GIVEN INSTRUCTION:
Take each line that has the word "bosatt" and return it.

RECORDED DATA:
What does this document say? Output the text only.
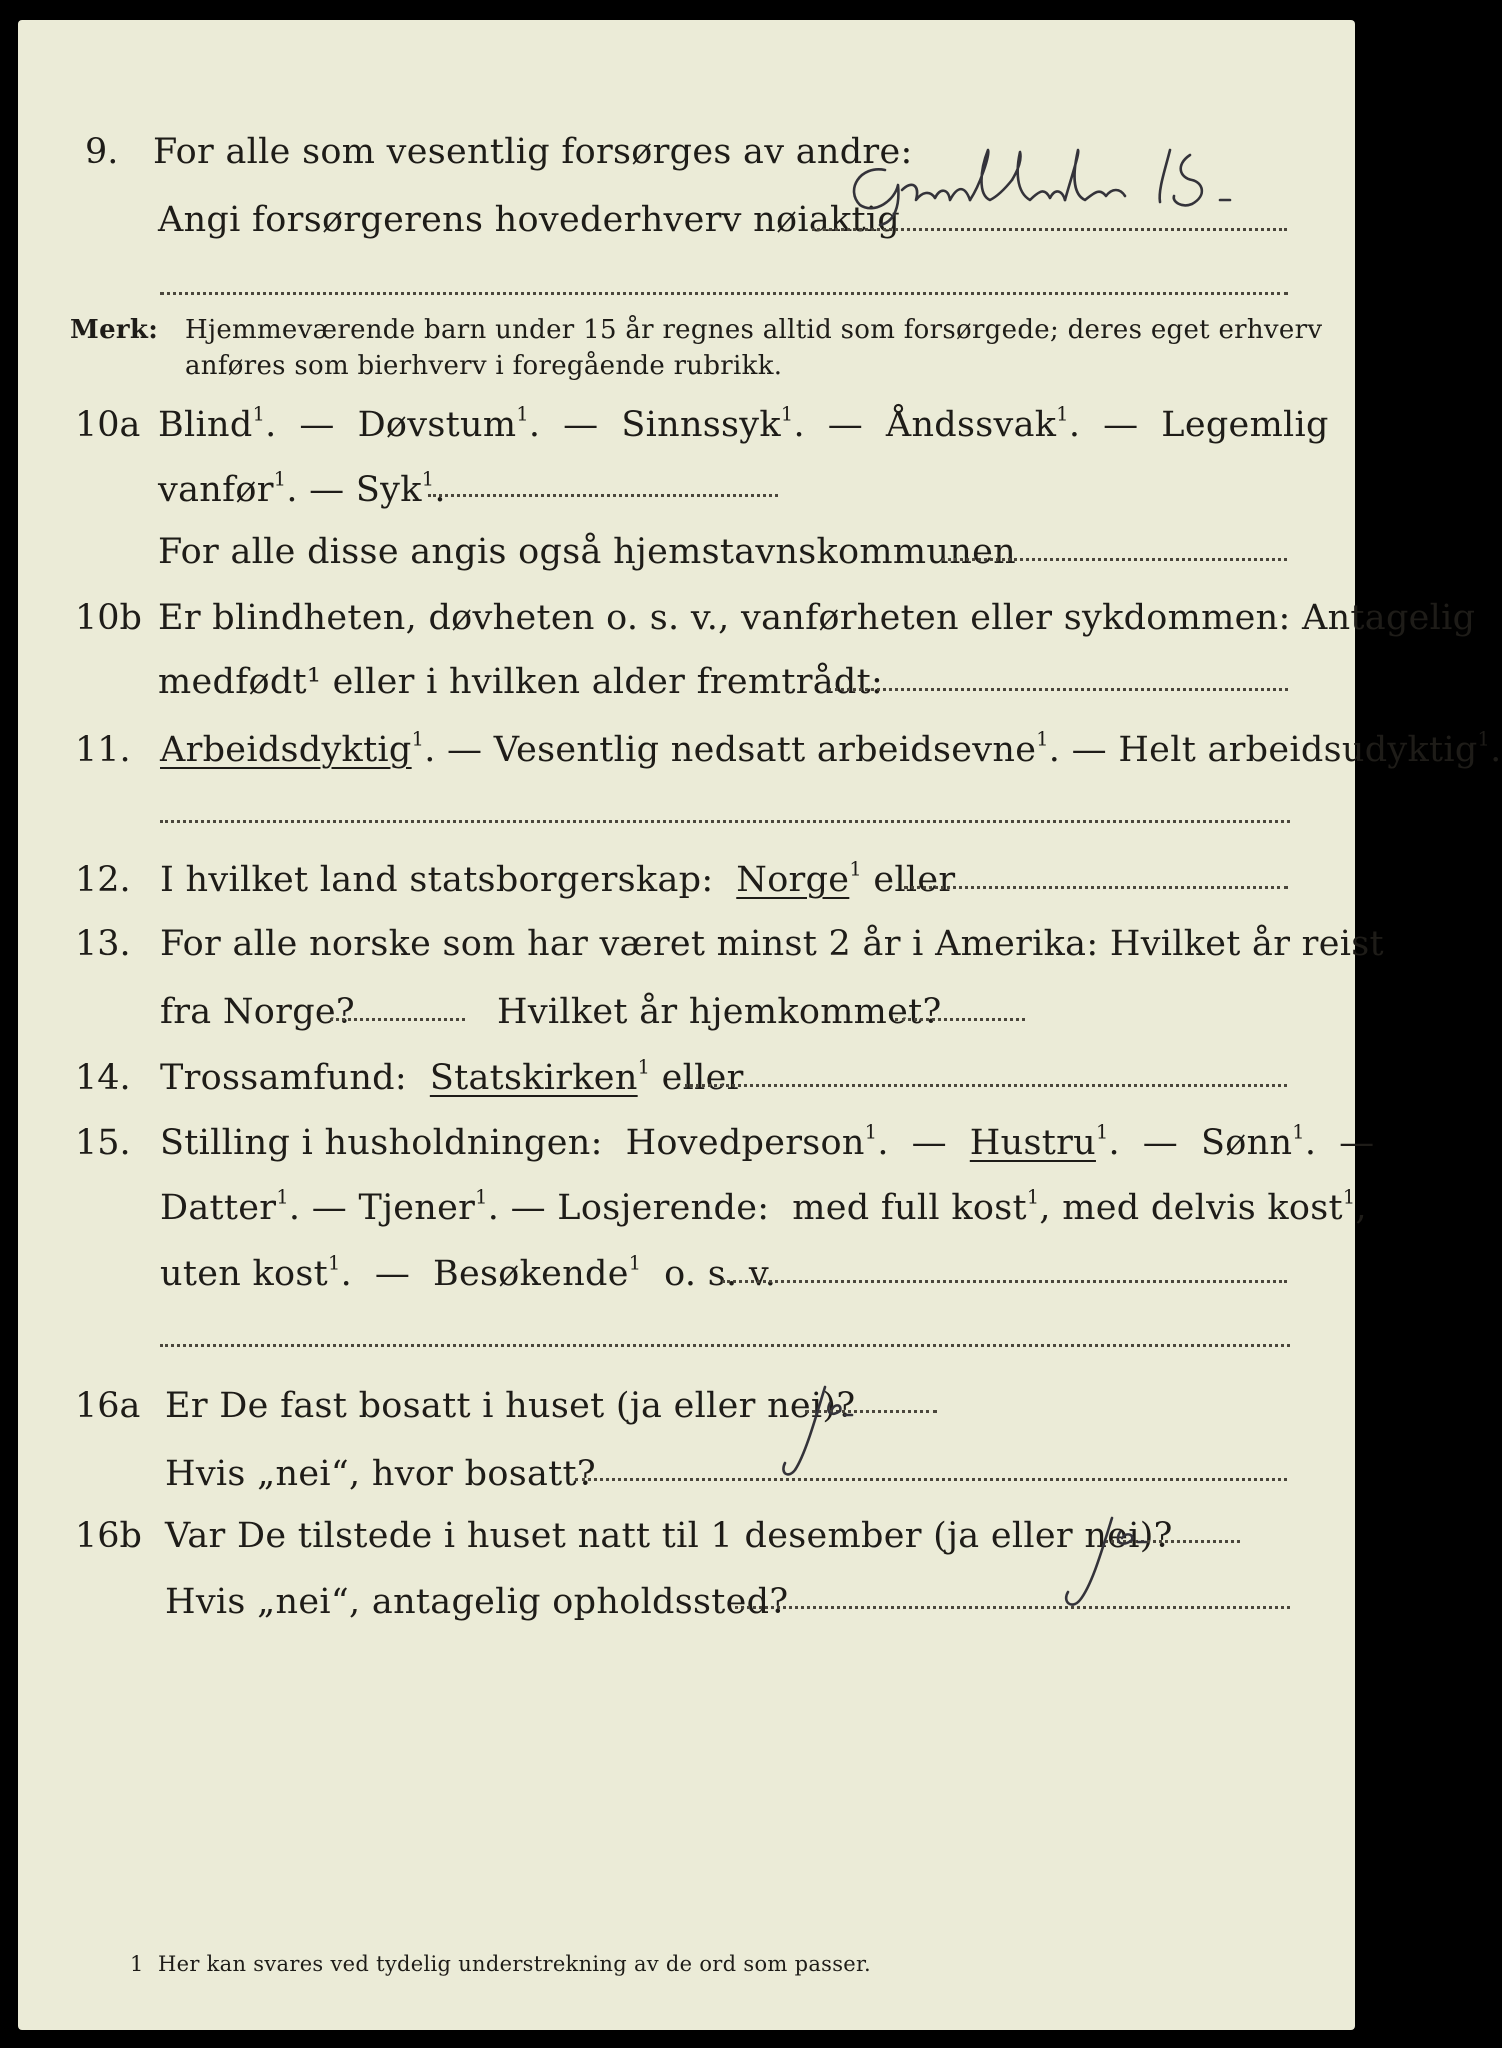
9. For alle som vesentlig forsørges av andre:
Angi forsørgerens hovederhverv nøiaktig
Merk: Hjemmeværende barn under 15 år regnes alltid som forsørgede; deres eget erhverv
anføres som bierhverv i foregående rubrikk.
10a Blind$^1$.  —  Døvstum$^1$.  —  Sinnssyk$^1$.  —  Åndssvak$^1$.  —  Legemlig
vanfør$^1$. — Syk$^1$.
For alle disse angis også hjemstavnskommunen
10b Er blindheten, døvheten o. s. v., vanførheten eller sykdommen: Antagelig
medfødt¹ eller i hvilken alder fremtrådt:
11. Arbeidsdyktig$^1$. — Vesentlig nedsatt arbeidsevne$^1$. — Helt arbeidsudyktig$^1$.
12. I hvilket land statsborgerskap: Norge$^1$ eller
13. For alle norske som har været minst 2 år i Amerika: Hvilket år reist
fra Norge?	Hvilket år hjemkommet?
14. Trossamfund: Statskirken$^1$ eller
15. Stilling i husholdningen: Hovedperson$^1$.  —  Hustru$^1$.  —  Sønn$^1$.  —
Datter$^1$. — Tjener$^1$. — Losjerende: med full kost$^1$, med delvis kost$^1$,
uten kost$^1$.  —  Besøkende$^1$ o. s. v.
16a Er De fast bosatt i huset (ja eller nei)?
Hvis „nei“, hvor bosatt?
16b Var De tilstede i huset natt til 1 desember (ja eller nei)?
Hvis „nei“, antagelig opholdssted?
1 Her kan svares ved tydelig understrekning av de ord som passer.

WRITTEN REPLY:
16a Er De fast bosatt i huset (ja eller nei)?
Hvis „nei“, hvor bosatt?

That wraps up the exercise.